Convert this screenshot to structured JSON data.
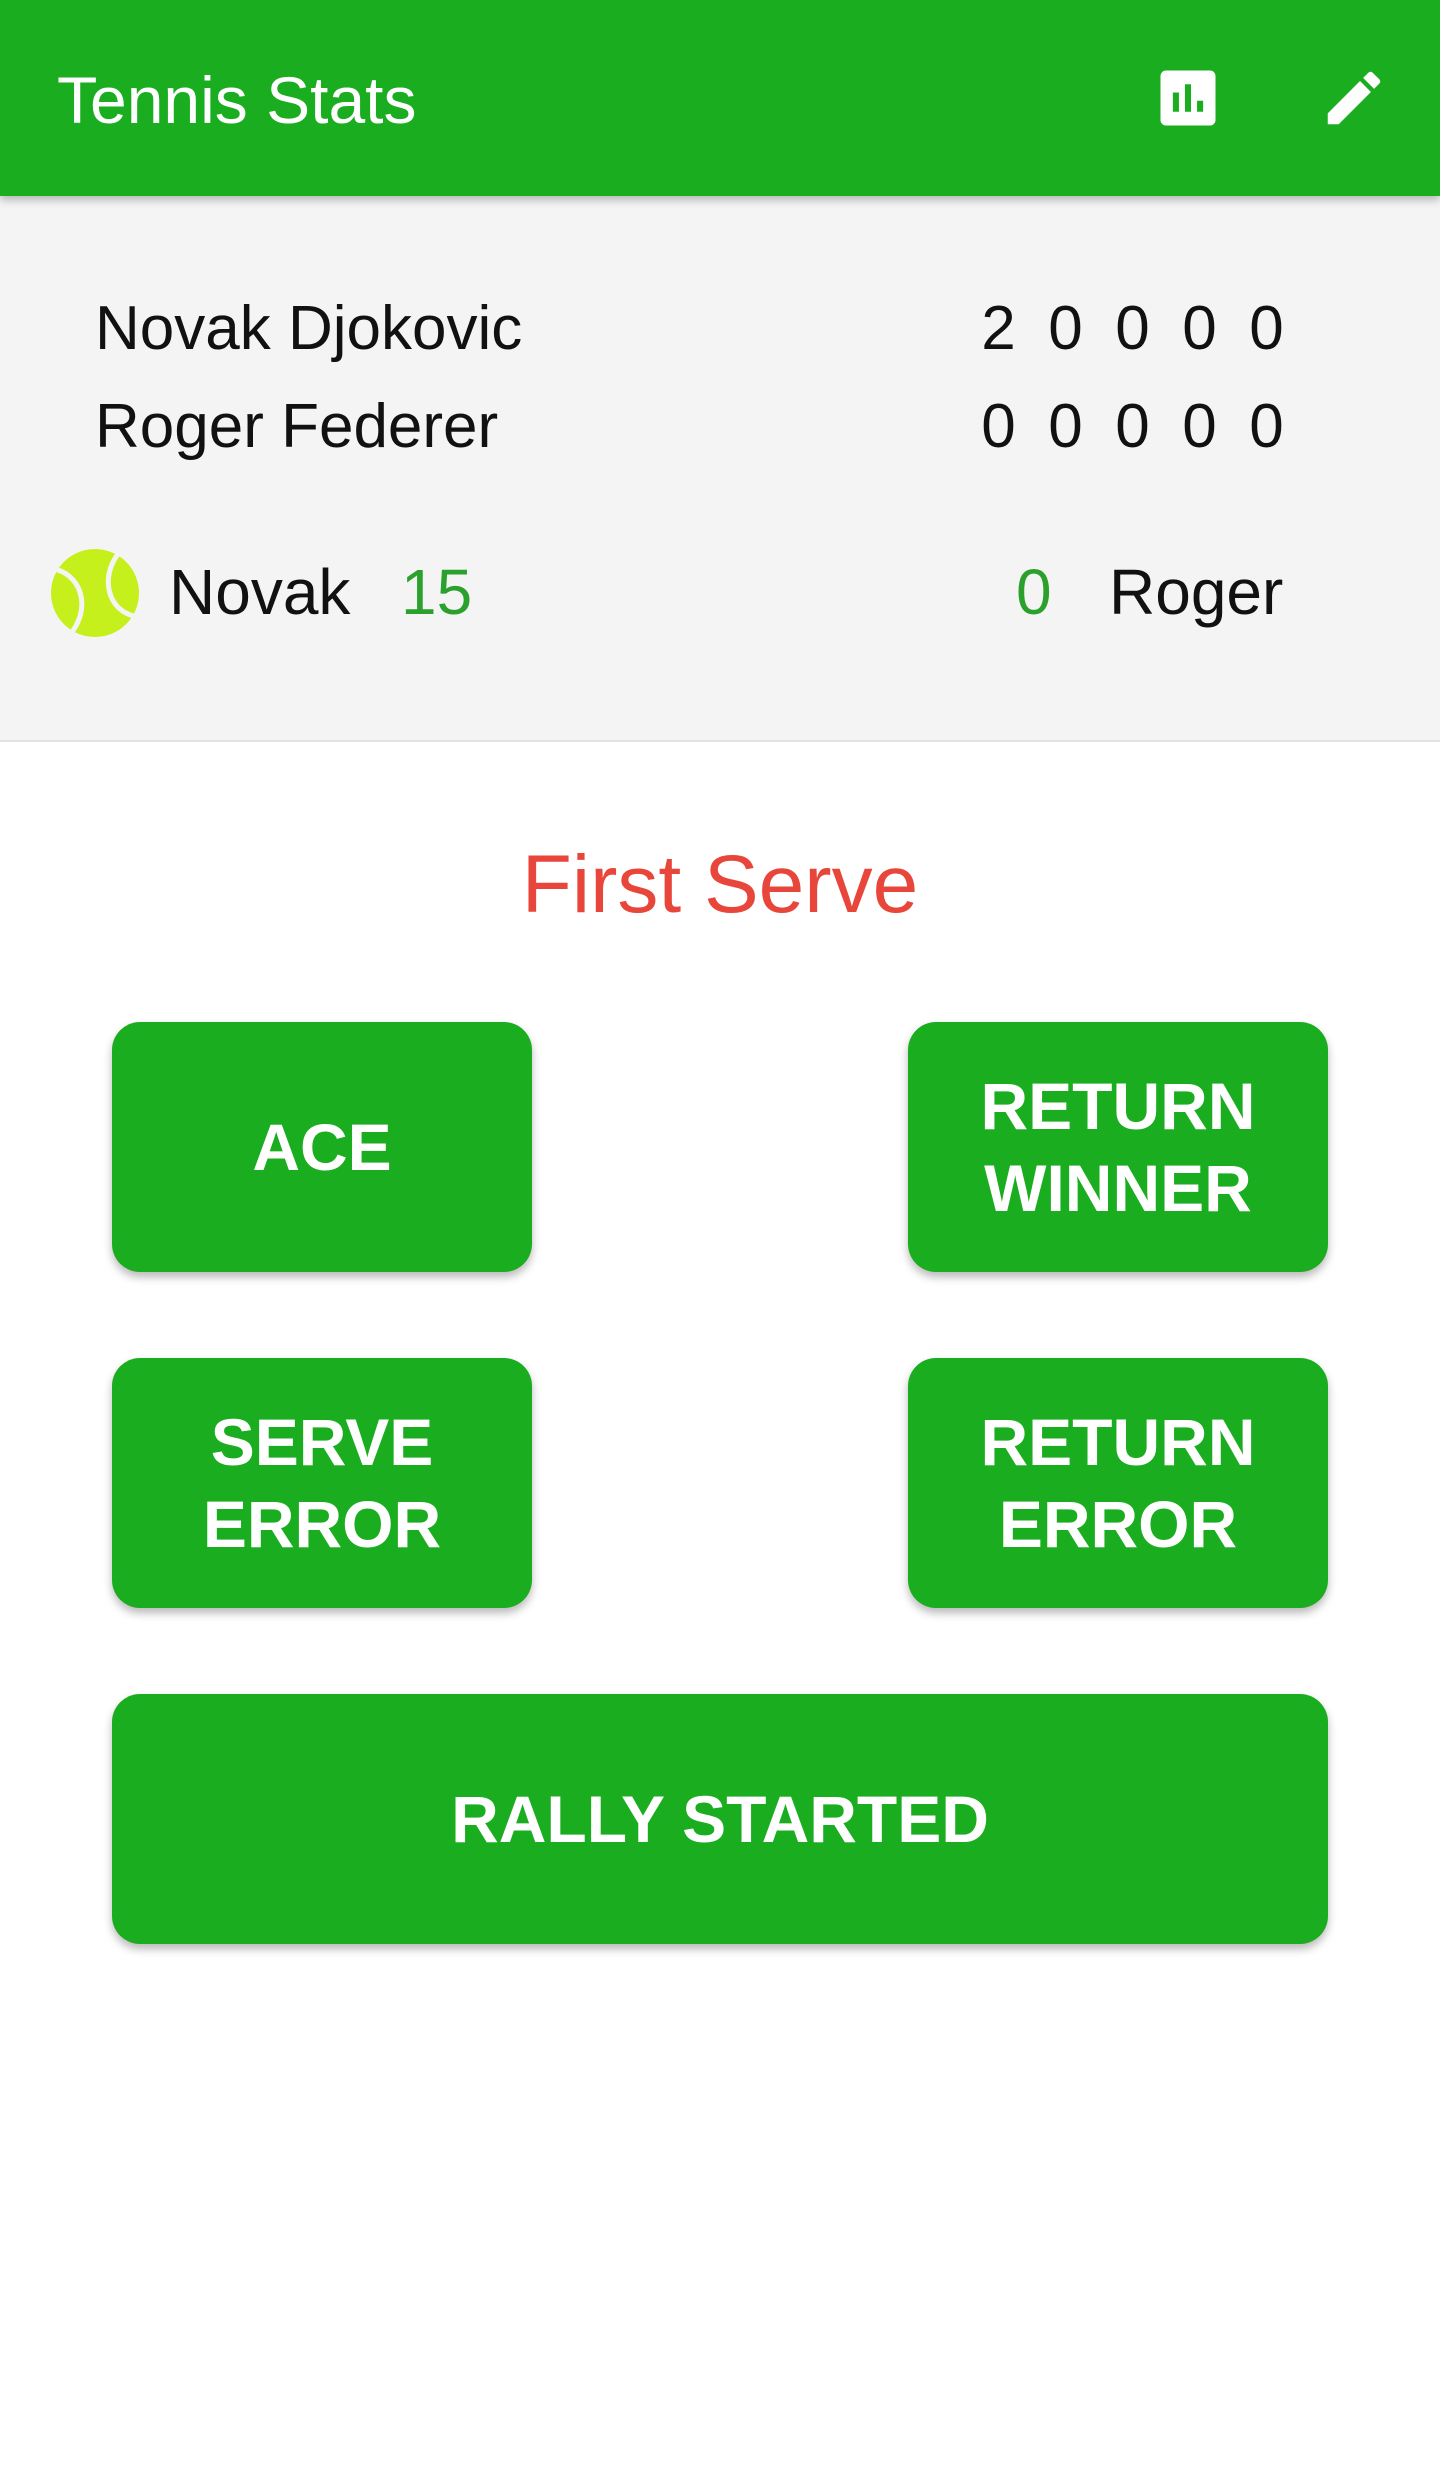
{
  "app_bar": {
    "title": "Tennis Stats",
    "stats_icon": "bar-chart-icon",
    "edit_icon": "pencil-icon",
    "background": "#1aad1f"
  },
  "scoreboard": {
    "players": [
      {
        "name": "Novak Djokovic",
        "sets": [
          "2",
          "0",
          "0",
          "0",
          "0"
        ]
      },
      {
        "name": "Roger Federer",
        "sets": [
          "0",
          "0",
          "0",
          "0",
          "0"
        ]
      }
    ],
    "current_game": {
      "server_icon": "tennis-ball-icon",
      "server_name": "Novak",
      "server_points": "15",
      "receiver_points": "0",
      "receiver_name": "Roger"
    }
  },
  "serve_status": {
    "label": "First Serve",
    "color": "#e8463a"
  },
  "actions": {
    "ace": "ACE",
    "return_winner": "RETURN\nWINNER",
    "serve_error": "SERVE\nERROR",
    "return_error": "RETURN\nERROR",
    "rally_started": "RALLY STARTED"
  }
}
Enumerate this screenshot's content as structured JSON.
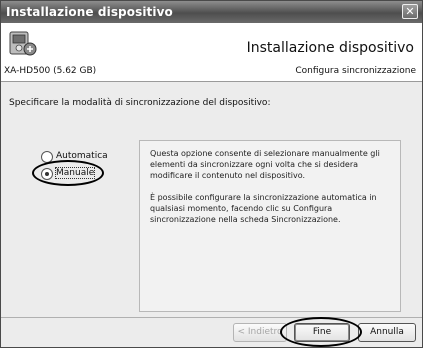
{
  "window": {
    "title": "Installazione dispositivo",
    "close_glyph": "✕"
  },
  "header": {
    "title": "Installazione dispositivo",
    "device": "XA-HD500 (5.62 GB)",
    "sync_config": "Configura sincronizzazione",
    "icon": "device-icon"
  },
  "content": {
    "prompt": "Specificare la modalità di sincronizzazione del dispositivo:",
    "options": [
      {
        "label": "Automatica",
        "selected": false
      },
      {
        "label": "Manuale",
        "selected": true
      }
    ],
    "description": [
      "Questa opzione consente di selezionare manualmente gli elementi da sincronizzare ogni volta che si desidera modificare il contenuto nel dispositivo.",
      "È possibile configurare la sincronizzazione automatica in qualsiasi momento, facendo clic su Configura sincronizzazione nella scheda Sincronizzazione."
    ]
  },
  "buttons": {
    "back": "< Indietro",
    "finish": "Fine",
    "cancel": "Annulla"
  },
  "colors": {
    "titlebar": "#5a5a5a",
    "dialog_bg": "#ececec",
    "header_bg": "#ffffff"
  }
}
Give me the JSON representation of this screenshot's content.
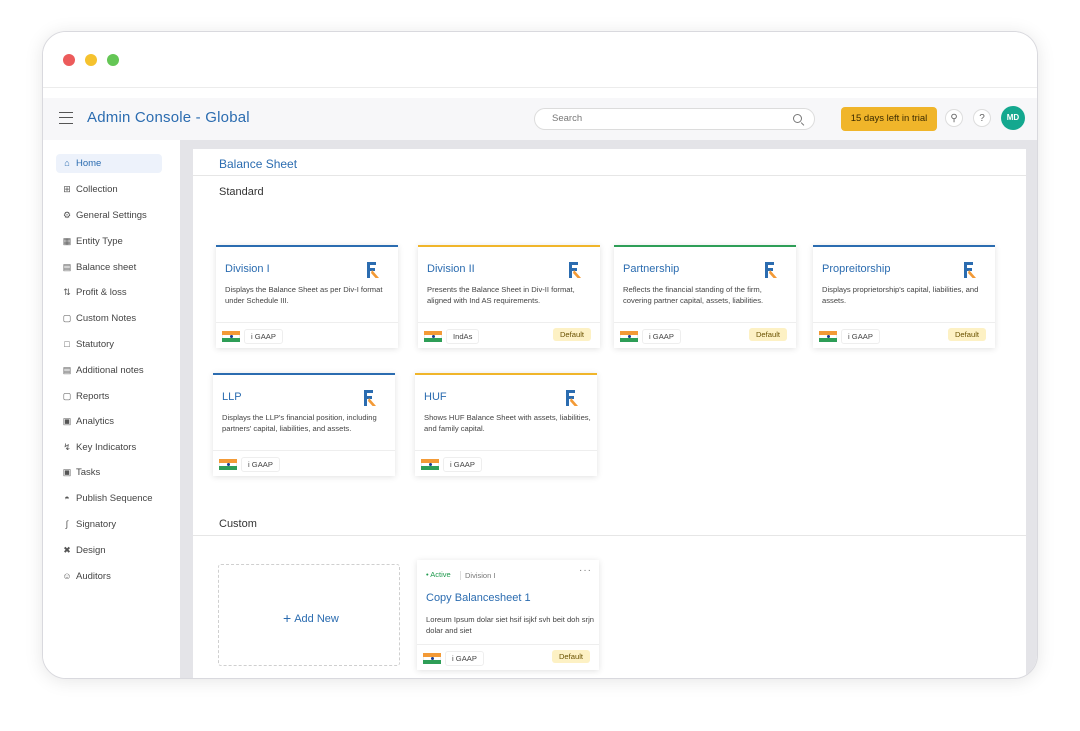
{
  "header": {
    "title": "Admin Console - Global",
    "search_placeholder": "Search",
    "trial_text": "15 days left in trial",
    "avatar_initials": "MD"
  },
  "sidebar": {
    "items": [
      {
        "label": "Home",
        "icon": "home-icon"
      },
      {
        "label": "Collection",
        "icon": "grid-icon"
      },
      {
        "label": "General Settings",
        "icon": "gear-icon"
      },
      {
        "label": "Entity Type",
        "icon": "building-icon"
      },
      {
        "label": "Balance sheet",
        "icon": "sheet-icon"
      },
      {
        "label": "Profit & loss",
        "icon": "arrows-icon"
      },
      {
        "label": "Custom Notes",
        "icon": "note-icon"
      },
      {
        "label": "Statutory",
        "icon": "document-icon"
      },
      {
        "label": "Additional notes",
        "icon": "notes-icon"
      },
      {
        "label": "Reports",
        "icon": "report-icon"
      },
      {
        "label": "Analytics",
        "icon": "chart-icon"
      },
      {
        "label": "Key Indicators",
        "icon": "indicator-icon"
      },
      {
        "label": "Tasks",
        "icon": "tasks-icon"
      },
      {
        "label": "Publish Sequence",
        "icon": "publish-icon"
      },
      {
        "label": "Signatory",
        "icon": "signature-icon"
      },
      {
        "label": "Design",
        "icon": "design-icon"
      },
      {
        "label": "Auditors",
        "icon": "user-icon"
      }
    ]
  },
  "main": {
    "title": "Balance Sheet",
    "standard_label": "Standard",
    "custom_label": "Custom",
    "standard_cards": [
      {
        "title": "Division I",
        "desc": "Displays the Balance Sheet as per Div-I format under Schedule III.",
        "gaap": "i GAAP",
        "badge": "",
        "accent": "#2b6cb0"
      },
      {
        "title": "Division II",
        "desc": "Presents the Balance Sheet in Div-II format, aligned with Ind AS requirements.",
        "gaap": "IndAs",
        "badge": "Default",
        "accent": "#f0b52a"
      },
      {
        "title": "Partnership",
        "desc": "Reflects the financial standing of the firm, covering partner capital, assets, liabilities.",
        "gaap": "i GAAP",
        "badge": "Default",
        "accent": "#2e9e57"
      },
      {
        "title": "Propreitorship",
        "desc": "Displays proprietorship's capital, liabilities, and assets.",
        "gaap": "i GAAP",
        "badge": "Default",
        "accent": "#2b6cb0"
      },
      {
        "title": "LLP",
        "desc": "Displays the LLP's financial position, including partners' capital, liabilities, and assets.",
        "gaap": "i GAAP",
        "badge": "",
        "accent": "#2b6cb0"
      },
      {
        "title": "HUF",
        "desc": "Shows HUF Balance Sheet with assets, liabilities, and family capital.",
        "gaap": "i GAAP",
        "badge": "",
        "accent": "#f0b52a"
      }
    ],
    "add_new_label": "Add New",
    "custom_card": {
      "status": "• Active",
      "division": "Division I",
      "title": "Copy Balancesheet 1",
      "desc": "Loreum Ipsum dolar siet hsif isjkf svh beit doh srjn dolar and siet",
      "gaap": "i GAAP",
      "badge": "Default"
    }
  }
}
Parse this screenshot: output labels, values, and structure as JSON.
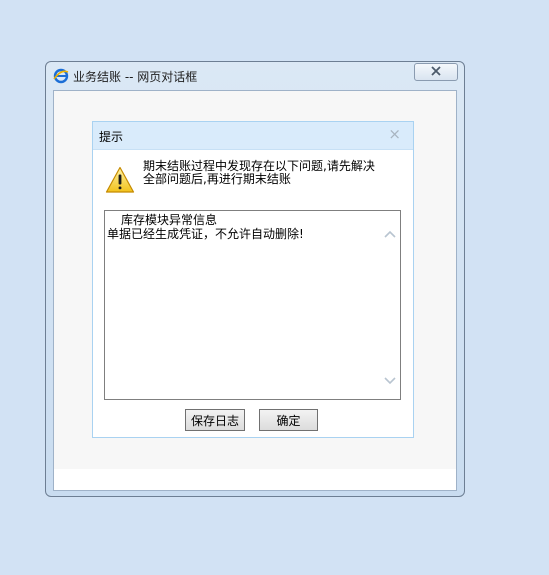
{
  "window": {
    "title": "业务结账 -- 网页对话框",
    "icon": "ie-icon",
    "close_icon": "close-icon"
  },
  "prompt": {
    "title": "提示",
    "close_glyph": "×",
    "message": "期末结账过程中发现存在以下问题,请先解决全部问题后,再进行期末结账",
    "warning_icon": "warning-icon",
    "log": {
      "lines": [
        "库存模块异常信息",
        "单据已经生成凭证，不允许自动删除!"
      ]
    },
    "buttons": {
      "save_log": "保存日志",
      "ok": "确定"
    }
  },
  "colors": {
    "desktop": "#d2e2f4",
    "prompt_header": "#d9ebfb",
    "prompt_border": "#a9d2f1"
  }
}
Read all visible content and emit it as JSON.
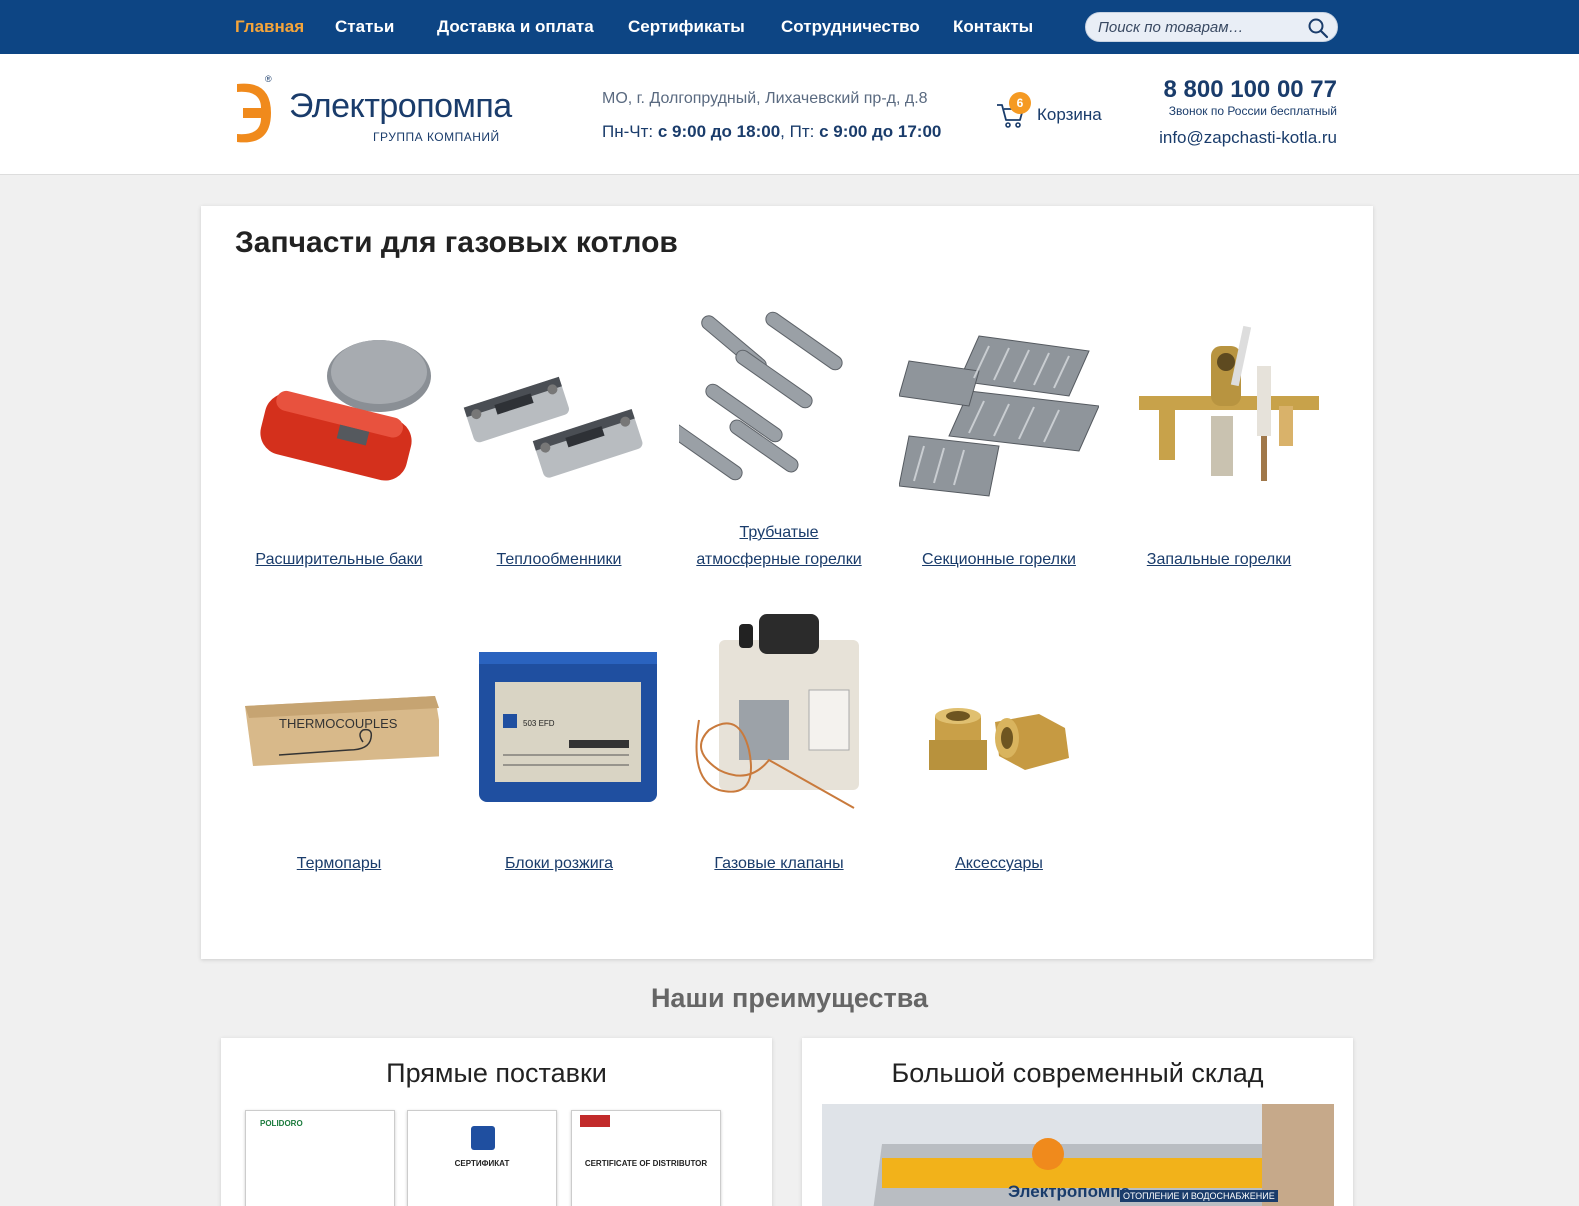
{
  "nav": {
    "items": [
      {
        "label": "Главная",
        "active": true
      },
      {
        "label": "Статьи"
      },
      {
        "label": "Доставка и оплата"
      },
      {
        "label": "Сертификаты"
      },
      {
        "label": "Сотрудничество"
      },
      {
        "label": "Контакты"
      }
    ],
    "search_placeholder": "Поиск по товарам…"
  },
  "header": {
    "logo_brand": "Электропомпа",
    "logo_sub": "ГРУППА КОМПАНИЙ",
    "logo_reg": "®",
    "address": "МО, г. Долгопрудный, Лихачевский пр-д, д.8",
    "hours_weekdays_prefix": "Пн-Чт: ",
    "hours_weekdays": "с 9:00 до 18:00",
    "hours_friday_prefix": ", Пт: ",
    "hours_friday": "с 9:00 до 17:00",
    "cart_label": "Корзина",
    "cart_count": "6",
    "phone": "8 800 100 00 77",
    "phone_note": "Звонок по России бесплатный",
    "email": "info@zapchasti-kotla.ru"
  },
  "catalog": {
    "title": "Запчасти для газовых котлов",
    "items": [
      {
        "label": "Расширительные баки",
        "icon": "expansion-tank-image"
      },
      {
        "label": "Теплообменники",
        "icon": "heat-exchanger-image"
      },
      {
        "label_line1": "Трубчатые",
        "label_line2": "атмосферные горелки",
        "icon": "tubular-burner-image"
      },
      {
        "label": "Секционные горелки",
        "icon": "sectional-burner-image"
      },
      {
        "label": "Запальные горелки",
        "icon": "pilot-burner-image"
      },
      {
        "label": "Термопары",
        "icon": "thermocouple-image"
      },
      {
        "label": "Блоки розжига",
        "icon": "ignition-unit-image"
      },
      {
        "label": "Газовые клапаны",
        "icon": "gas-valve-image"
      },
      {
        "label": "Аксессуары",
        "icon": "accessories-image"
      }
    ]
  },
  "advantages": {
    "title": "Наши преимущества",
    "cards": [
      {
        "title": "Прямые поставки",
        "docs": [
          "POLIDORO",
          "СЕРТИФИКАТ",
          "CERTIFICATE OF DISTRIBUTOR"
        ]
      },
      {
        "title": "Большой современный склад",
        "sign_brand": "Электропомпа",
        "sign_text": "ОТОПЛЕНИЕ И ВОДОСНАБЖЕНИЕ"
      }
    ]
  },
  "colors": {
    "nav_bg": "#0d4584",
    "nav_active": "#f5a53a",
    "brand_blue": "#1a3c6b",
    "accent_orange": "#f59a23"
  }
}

** INSTRUCTIONS FOR THE TASK **
Copy each line holding the word "sincronizzazione" from the listing above.

** RESULT FOR THIS EXERCISE **
    "sync_config": "Configura sincronizzazione",
    "prompt": "Specificare la modalità di sincronizzazione del dispositivo:",
      "È possibile configurare la sincronizzazione automatica in qualsiasi momento, facendo clic su Configura sincronizzazione nella scheda Sincronizzazione."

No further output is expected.